** Start of SUPPLIED PASSAGE **

A Nine O'Clock Town is a 1918 American comedy silent film written and directed by Victor Schertzinger. The film stars Charles Ray, Jane Novak, Otto Hoffman, Gertrude Claire, Catherine Young, and Dorcas Matthews. The film was released on July 28, 1918, by Paramount Pictures. It is not known whether the film currently survives, and it may be a lost film.

Plot
As described in a film magazine, David Clary has big ideas on how to run a store, but John Clary, his crusty old dad, lets his business run downhill. David goes to the big city and while working as a clerk in a department store absorbs a few more pointers. He is also fleeced by a cabaret habitué (Young). Finally, his father sends for him to rejuvenate the "Emporium." By employing the town band and advertising, he fills the store with customers. The cabaret girl comes to town on the pretext of returning his watch and lures him to her hotel room. Here her fake husband (Ross) blackmails the young manager, but is exposed when he comes to collect $5000 from David by the corset model (Matthews), who swears that he is her husband. Selling out the store to a syndicate for a large sum saves David from bankruptcy and he takes his chief clerk and constant adviser Katherine Farrell (Novak) as his life partner.

** End of SUPPLIED PASSAGE **
** Start of MATERIAL SUPPLIED **

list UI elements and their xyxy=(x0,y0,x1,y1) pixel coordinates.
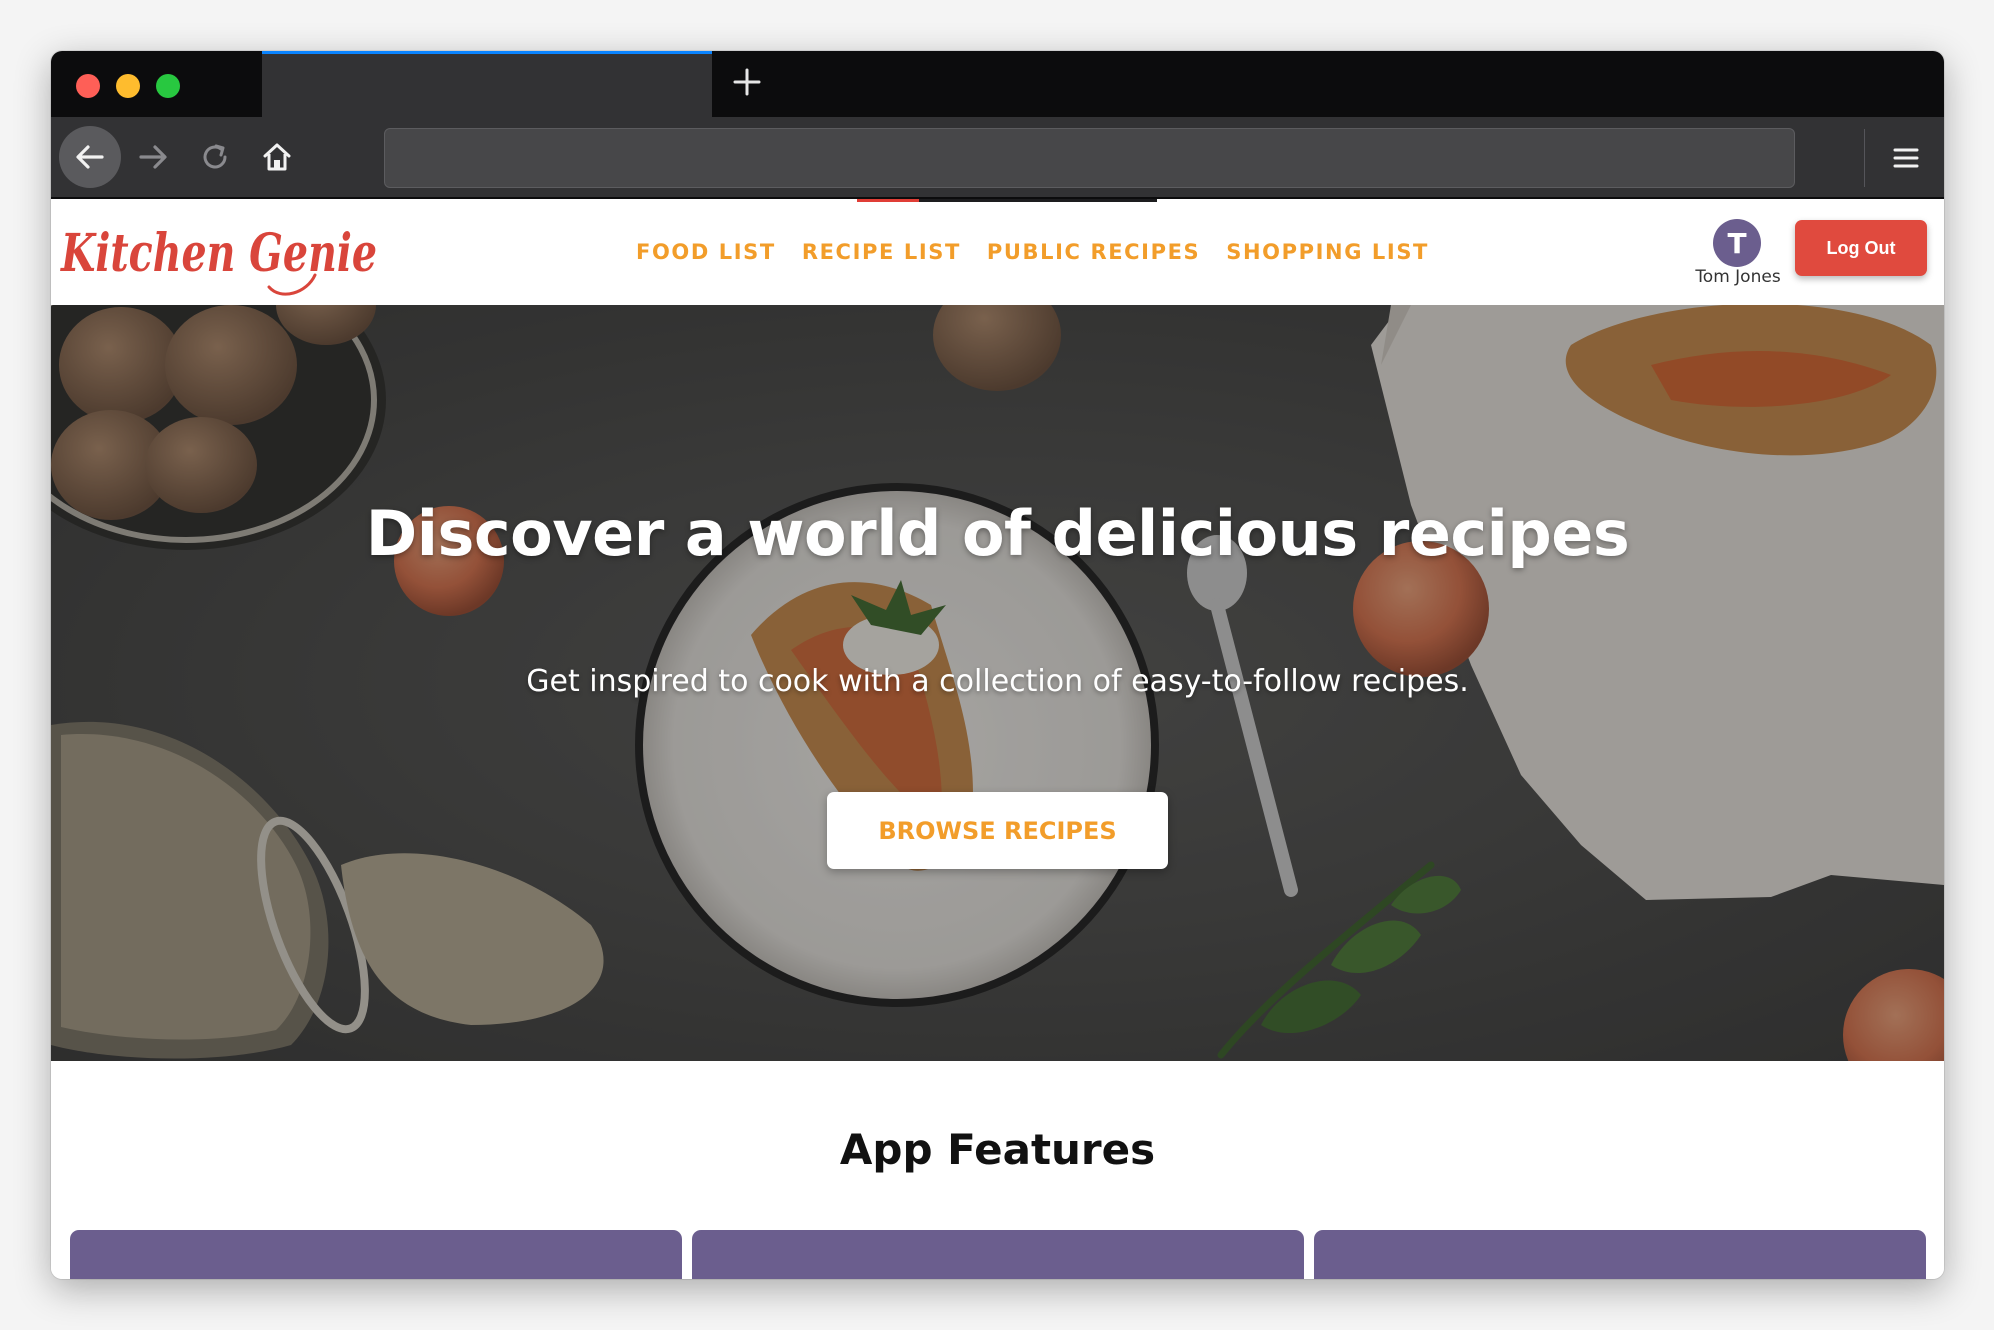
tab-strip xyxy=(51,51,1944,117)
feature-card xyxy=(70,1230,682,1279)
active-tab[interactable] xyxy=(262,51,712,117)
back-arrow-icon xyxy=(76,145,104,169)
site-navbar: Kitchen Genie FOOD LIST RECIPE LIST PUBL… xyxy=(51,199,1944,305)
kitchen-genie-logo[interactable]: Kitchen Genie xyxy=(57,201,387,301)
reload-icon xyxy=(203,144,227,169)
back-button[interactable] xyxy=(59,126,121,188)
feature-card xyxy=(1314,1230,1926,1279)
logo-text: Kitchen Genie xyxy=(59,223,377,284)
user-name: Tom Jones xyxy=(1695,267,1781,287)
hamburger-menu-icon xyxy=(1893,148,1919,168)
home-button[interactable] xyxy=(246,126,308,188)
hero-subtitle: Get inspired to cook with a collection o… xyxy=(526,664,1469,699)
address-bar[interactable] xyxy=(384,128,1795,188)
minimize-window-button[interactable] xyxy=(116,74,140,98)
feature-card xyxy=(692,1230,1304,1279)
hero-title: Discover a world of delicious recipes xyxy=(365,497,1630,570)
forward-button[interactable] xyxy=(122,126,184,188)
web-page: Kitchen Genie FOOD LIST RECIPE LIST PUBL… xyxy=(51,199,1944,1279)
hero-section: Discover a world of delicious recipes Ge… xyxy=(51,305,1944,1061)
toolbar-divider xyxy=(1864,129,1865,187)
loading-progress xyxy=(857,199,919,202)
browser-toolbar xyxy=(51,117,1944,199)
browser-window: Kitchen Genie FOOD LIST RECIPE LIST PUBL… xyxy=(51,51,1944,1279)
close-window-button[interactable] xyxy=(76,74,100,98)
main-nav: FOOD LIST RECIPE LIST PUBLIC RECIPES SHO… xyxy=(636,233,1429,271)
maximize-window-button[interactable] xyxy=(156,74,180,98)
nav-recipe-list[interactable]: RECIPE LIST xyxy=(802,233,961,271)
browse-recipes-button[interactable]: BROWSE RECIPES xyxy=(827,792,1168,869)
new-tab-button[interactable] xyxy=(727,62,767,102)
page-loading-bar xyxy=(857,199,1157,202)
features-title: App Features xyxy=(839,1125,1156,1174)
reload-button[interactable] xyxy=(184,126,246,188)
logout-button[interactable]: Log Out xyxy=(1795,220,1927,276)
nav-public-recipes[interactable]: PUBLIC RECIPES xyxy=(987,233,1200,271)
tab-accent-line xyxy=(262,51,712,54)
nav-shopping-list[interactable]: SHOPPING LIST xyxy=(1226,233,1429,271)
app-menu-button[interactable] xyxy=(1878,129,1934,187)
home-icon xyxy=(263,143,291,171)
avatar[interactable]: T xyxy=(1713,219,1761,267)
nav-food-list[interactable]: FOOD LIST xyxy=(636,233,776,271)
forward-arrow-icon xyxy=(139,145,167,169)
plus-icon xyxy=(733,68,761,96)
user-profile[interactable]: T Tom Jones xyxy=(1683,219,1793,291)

** End of MATERIAL SUPPLIED **
** Start of MATERIAL SUPPLIED **

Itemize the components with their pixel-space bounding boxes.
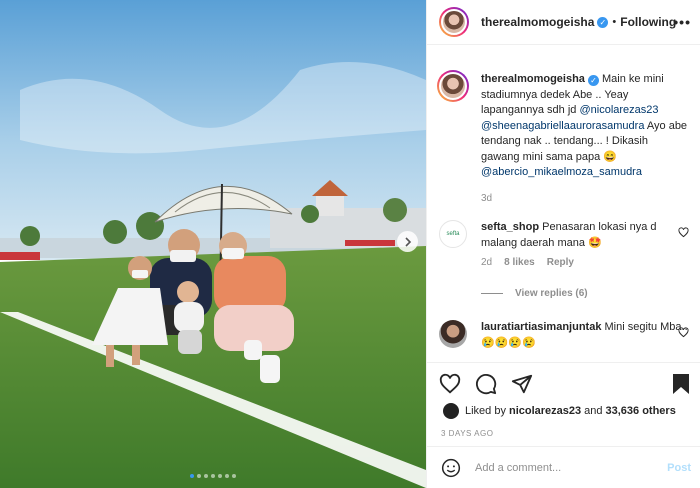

** End of MATERIAL SUPPLIED **
** Start of MATERIAL SUPPLIED **

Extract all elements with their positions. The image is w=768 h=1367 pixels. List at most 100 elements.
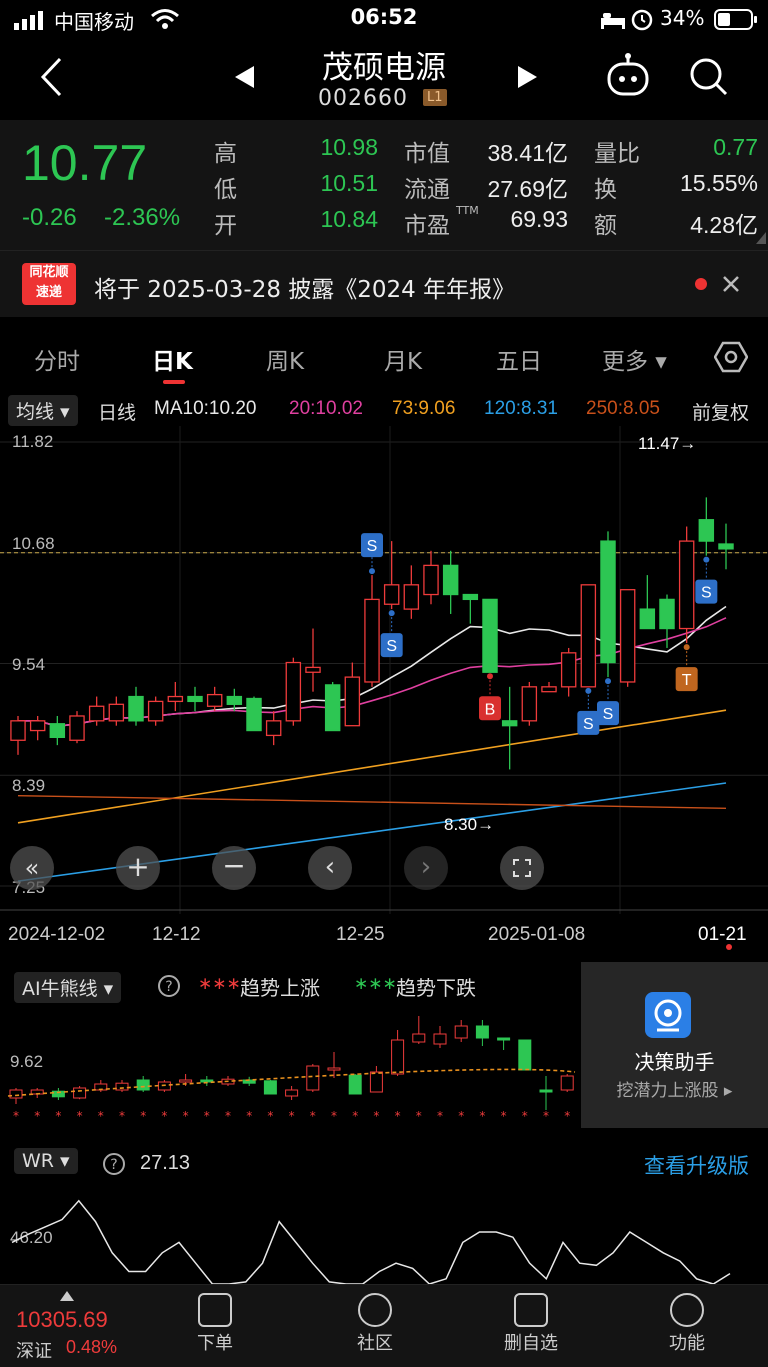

** End of MATERIAL SUPPLIED **

> [TASK INSTRUCTIONS] Update the stretch of the silent film summary from "A Nine O'Clock" through "a lost film.", changing "Paramount Pictures" to "Famous Players-Lasky". None of the records matter for this.

> [PROBLEM SOLUTION]
A Nine O'Clock Town is a 1918 American comedy silent film written and directed by Victor Schertzinger. The film stars Charles Ray, Jane Novak, Otto Hoffman, Gertrude Claire, Catherine Young, and Dorcas Matthews. The film was released on July 28, 1918, by Famous Players-Lasky. It is not known whether the film currently survives, and it may be a lost film.